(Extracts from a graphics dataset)
_ _ _

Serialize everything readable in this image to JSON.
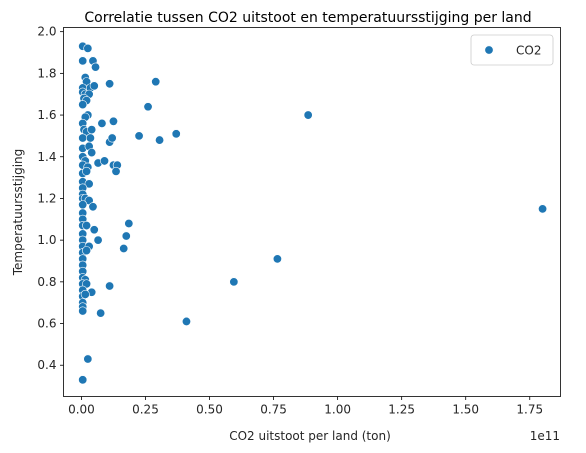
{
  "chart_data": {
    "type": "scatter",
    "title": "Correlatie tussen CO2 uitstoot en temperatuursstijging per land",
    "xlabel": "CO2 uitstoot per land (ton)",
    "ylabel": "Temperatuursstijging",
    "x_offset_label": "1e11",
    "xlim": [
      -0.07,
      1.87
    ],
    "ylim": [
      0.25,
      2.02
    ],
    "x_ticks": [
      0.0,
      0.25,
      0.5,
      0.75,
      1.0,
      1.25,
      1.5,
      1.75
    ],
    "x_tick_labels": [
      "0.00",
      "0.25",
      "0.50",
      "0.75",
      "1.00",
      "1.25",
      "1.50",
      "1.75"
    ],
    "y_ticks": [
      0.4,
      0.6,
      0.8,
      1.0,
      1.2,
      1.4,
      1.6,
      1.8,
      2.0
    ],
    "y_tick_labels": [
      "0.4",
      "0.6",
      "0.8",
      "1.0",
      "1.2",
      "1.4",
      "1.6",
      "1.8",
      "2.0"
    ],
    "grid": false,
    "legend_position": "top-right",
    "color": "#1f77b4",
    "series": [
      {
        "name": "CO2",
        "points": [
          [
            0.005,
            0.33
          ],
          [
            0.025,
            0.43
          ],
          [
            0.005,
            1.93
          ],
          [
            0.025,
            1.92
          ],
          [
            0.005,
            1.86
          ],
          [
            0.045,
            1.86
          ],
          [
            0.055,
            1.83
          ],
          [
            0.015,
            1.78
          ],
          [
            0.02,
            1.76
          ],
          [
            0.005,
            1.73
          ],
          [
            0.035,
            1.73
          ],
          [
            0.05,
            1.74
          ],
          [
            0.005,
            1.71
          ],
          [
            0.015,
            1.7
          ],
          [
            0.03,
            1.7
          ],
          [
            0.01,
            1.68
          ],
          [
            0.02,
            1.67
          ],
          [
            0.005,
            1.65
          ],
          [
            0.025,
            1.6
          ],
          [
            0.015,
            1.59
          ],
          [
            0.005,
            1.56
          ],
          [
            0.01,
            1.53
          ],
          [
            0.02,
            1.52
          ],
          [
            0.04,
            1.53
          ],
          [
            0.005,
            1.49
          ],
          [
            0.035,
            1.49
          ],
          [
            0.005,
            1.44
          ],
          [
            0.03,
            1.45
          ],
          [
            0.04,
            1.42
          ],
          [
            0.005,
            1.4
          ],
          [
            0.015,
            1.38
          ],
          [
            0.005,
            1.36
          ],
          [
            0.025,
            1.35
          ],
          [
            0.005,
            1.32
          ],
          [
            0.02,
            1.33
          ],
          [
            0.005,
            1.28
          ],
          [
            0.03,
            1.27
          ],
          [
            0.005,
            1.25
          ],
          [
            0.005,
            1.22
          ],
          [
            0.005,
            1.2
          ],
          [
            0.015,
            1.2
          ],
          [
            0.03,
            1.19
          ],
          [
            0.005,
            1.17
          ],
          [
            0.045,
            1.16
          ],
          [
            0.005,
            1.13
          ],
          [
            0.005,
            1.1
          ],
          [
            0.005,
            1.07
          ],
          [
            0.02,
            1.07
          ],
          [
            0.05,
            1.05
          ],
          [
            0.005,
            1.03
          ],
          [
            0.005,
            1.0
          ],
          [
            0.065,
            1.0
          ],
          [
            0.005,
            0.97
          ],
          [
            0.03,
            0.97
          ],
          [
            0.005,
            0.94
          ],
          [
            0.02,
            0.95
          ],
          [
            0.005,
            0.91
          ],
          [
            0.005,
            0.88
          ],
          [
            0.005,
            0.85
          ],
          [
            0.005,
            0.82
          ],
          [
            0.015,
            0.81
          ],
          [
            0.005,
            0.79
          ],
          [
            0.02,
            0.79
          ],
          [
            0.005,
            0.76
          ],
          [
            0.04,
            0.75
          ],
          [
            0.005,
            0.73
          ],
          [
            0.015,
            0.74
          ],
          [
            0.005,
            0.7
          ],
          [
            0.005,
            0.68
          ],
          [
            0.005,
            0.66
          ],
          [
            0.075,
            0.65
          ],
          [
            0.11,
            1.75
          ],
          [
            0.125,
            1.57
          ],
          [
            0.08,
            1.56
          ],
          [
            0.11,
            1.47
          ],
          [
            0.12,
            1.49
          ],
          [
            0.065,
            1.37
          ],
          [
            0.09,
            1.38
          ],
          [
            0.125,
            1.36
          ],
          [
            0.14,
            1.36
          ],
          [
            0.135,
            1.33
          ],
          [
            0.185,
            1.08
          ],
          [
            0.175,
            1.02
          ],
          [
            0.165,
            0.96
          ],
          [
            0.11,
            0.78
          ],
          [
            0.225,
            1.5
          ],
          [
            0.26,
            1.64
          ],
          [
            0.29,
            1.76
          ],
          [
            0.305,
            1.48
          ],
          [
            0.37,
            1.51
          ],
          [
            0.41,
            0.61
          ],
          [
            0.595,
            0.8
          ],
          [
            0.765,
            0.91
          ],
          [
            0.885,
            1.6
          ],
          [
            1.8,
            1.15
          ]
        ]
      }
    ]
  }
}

_ _ _

Scan the material line by line and report each one that contains "uitstoot".

    "title": "Correlatie tussen CO2 uitstoot en temperatuursstijging per land",
    "xlabel": "CO2 uitstoot per land (ton)",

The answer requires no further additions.